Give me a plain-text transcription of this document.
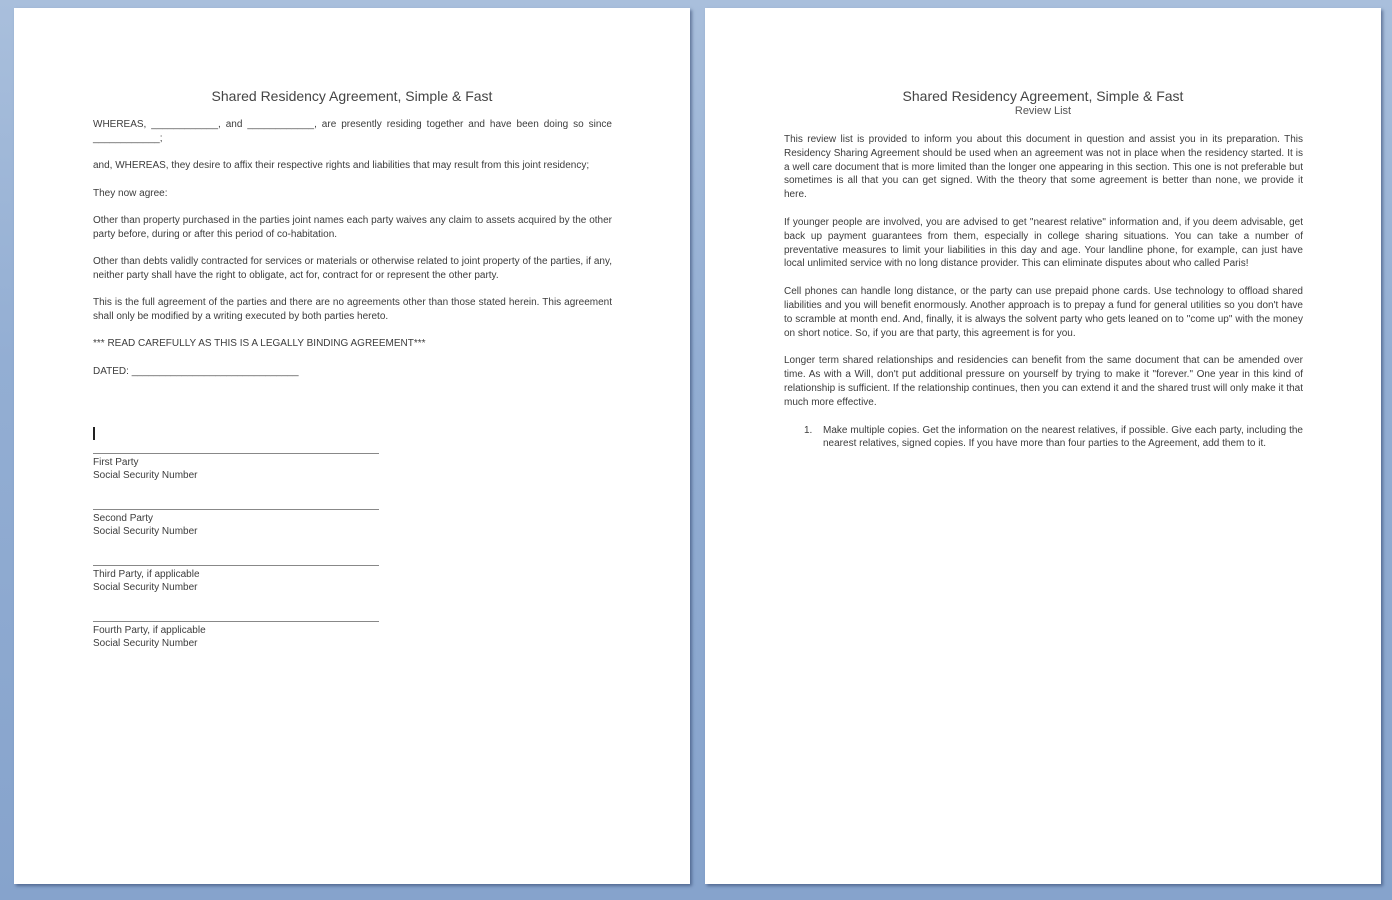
Shared Residency Agreement, Simple & Fast

WHEREAS, ____________, and ____________, are presently residing together and have been doing so since ____________;

and, WHEREAS, they desire to affix their respective rights and liabilities that may result from this joint residency;

They now agree:

Other than property purchased in the parties joint names each party waives any claim to assets acquired by the other party before, during or after this period of co-habitation.

Other than debts validly contracted for services or materials or otherwise related to joint property of the parties, if any, neither party shall have the right to obligate, act for, contract for or represent the other party.

This is the full agreement of the parties and there are no agreements other than those stated herein. This agreement shall only be modified by a writing executed by both parties hereto.

*** READ CAREFULLY AS THIS IS A LEGALLY BINDING AGREEMENT***

DATED: ______________________________

First Party
Social Security Number
Second Party
Social Security Number
Third Party, if applicable
Social Security Number
Fourth Party, if applicable
Social Security Number
Shared Residency Agreement, Simple & Fast
Review List

This review list is provided to inform you about this document in question and assist you in its preparation. This Residency Sharing Agreement should be used when an agreement was not in place when the residency started. It is a well care document that is more limited than the longer one appearing in this section. This one is not preferable but sometimes is all that you can get signed. With the theory that some agreement is better than none, we provide it here.

If younger people are involved, you are advised to get "nearest relative" information and, if you deem advisable, get back up payment guarantees from them, especially in college sharing situations. You can take a number of preventative measures to limit your liabilities in this day and age. Your landline phone, for example, can just have local unlimited service with no long distance provider. This can eliminate disputes about who called Paris!

Cell phones can handle long distance, or the party can use prepaid phone cards. Use technology to offload shared liabilities and you will benefit enormously. Another approach is to prepay a fund for general utilities so you don't have to scramble at month end. And, finally, it is always the solvent party who gets leaned on to "come up" with the money on short notice. So, if you are that party, this agreement is for you.

Longer term shared relationships and residencies can benefit from the same document that can be amended over time. As with a Will, don't put additional pressure on yourself by trying to make it "forever." One year in this kind of relationship is sufficient. If the relationship continues, then you can extend it and the shared trust will only make it that much more effective.

1. Make multiple copies. Get the information on the nearest relatives, if possible. Give each party, including the nearest relatives, signed copies. If you have more than four parties to the Agreement, add them to it.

◆ ◆ ◆ ◆ ◆

_What the task requires_: Collect every line above that contains the word "each".

_Complete answer_:
Other than property purchased in the parties joint names each party waives any claim to assets acquired by the other party before, during or after this period of co-habitation.
1. Make multiple copies. Get the information on the nearest relatives, if possible. Give each party, including the nearest relatives, signed copies. If you have more than four parties to the Agreement, add them to it.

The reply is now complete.